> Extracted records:
········
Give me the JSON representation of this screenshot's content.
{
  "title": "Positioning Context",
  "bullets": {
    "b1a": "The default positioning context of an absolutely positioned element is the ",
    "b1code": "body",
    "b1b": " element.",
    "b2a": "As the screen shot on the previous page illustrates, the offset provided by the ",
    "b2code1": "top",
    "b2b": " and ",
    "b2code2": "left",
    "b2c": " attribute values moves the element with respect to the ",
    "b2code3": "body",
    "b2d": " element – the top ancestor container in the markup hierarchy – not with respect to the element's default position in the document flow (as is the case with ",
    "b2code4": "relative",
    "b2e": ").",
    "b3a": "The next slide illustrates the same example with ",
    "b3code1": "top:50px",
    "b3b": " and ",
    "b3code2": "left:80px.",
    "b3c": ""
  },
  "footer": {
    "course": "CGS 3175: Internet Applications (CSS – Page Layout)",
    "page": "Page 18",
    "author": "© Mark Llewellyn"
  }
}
········
> GIVEN EXERCISE:
Repeat the data above exactly.

> FINISHED EXERCISE:
Give me the JSON representation of this screenshot's content.
{
  "title": "Positioning Context",
  "bullets": {
    "b1a": "The default positioning context of an absolutely positioned element is the ",
    "b1code": "body",
    "b1b": " element.",
    "b2a": "As the screen shot on the previous page illustrates, the offset provided by the ",
    "b2code1": "top",
    "b2b": " and ",
    "b2code2": "left",
    "b2c": " attribute values moves the element with respect to the ",
    "b2code3": "body",
    "b2d": " element – the top ancestor container in the markup hierarchy – not with respect to the element's default position in the document flow (as is the case with ",
    "b2code4": "relative",
    "b2e": ").",
    "b3a": "The next slide illustrates the same example with ",
    "b3code1": "top:50px",
    "b3b": " and ",
    "b3code2": "left:80px.",
    "b3c": ""
  },
  "footer": {
    "course": "CGS 3175: Internet Applications (CSS – Page Layout)",
    "page": "Page 18",
    "author": "© Mark Llewellyn"
  }
}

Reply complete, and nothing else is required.